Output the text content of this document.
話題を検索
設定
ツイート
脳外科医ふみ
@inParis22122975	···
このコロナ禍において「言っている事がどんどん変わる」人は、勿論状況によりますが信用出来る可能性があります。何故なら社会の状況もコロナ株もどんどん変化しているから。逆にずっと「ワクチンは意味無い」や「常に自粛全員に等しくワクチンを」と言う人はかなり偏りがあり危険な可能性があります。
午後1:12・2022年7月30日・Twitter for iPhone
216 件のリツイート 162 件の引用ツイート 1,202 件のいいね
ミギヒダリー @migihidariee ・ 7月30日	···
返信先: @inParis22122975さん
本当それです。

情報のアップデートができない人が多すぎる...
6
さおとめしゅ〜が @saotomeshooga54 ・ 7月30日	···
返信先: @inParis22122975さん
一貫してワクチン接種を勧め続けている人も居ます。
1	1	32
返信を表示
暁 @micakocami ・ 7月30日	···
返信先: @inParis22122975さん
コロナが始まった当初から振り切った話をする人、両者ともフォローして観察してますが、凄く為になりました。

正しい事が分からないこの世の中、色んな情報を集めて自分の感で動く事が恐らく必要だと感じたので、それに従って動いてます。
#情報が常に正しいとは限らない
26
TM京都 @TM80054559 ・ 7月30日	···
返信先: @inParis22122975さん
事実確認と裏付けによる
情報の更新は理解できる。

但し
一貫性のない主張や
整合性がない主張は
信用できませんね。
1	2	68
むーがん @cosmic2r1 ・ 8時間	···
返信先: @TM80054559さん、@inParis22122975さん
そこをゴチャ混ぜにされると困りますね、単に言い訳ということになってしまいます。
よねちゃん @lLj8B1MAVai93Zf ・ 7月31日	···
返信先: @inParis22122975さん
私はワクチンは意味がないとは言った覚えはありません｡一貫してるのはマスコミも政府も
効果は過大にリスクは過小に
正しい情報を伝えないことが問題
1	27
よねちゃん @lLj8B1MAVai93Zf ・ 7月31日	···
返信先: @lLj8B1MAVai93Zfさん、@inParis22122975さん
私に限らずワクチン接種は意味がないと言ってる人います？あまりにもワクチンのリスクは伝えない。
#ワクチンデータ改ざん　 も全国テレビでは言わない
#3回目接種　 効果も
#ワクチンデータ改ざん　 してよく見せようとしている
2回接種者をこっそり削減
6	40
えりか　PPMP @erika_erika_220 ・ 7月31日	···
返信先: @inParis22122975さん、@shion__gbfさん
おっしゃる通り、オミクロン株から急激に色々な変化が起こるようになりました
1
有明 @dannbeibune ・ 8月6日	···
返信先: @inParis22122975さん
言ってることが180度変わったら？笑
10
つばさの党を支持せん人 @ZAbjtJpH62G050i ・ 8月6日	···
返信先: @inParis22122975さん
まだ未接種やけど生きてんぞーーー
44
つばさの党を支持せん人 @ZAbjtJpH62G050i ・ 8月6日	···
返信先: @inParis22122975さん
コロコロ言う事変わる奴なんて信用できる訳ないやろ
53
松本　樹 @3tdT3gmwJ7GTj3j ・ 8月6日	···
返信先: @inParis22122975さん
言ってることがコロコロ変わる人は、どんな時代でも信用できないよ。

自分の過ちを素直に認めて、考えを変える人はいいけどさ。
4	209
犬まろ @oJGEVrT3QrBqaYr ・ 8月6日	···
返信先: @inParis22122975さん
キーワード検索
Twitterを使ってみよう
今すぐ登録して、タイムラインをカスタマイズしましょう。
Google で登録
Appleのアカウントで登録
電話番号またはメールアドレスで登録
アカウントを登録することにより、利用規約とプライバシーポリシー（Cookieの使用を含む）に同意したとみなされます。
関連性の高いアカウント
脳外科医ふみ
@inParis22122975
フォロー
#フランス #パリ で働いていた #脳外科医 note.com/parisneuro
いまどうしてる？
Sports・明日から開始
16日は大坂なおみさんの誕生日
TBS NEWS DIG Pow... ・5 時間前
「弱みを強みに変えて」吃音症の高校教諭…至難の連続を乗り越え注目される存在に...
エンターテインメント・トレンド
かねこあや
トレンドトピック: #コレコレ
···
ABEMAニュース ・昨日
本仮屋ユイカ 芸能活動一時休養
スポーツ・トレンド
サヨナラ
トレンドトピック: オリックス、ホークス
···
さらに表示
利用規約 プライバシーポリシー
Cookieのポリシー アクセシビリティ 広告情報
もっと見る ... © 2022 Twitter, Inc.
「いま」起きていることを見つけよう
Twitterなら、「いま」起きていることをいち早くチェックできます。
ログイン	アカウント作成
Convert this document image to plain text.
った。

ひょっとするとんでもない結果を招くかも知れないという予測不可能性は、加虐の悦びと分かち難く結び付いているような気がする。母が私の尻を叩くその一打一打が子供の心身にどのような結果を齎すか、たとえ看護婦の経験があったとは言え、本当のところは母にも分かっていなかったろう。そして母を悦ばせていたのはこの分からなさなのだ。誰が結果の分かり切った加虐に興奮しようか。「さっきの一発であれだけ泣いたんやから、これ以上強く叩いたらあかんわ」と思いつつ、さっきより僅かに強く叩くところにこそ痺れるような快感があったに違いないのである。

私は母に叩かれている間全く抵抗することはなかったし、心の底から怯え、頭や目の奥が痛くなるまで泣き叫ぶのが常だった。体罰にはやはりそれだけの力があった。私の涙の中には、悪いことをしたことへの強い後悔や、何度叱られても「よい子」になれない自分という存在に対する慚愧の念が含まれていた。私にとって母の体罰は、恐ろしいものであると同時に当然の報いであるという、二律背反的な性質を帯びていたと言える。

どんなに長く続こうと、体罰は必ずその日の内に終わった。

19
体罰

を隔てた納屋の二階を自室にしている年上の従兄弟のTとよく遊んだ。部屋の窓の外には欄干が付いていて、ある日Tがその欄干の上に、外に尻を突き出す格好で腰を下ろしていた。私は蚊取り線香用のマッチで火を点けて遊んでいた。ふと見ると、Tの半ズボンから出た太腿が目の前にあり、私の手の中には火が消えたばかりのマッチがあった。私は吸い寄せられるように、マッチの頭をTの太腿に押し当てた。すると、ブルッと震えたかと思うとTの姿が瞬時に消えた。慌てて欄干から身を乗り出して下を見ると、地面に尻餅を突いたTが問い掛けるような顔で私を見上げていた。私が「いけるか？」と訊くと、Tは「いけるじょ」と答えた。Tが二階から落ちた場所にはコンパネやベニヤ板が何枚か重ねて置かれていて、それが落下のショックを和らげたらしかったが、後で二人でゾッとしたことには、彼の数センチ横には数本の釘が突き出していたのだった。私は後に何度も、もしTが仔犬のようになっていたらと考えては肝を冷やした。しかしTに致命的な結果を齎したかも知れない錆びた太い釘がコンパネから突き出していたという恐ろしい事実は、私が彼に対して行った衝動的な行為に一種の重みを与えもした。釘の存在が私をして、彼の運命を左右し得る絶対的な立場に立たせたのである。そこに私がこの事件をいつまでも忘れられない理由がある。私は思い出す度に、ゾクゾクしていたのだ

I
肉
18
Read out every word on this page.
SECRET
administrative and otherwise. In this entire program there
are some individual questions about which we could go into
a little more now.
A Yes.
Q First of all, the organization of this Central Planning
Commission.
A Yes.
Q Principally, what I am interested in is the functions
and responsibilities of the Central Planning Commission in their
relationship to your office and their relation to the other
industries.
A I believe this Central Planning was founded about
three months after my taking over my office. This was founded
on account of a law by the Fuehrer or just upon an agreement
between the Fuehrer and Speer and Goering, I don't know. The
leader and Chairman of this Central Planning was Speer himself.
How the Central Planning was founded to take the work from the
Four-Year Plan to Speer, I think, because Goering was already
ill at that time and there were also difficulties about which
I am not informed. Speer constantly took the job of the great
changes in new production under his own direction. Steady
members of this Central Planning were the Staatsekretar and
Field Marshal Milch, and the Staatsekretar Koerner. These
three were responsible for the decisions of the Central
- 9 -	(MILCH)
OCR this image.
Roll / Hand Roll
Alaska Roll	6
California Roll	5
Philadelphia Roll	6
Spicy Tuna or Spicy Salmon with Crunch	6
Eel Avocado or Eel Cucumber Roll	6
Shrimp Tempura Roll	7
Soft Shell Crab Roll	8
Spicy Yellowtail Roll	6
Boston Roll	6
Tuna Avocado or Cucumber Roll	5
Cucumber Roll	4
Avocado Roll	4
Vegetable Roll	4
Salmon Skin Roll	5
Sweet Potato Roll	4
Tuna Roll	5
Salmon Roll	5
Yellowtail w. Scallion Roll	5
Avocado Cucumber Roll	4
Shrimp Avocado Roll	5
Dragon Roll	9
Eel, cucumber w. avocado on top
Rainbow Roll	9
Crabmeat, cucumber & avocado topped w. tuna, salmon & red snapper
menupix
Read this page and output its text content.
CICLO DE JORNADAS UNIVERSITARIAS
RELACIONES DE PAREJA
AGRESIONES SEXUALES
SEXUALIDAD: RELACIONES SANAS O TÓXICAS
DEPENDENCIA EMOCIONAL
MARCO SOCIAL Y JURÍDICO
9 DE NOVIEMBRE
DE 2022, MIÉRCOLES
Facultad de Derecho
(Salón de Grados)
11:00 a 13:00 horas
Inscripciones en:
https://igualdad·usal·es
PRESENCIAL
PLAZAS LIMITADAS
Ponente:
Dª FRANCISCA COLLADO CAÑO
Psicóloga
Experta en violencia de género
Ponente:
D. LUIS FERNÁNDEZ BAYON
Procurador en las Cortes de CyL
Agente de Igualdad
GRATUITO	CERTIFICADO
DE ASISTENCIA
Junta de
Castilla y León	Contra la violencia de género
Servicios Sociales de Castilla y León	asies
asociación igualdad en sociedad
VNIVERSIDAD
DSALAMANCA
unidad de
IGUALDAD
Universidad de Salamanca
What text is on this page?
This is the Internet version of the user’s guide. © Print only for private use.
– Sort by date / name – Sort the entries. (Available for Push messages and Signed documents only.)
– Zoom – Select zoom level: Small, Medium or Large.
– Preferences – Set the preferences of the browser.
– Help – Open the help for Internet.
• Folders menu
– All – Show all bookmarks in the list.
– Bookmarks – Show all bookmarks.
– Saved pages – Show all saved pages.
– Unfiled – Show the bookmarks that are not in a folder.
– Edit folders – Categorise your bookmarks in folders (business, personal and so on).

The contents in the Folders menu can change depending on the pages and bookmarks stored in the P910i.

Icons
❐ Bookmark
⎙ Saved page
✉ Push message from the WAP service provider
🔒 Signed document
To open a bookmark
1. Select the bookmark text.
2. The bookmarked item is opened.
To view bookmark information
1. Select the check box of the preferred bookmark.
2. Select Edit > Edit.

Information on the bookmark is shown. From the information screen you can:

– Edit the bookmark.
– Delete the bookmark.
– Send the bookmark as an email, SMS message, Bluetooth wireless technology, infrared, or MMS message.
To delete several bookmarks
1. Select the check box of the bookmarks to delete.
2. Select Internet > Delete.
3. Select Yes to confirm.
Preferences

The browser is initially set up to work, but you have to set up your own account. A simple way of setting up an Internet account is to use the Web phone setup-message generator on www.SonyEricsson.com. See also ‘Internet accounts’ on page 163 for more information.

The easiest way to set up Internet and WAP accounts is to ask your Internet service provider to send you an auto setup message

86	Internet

☆ ☆ ☆ ☆ ☆ ☆ ☆

From the data above, pick out each line containing "pages" and copy it.

[SOLUTION BELOW]:
– Saved pages – Show all saved pages.
The contents in the Folders menu can change depending on the pages and bookmarks stored in the P910i.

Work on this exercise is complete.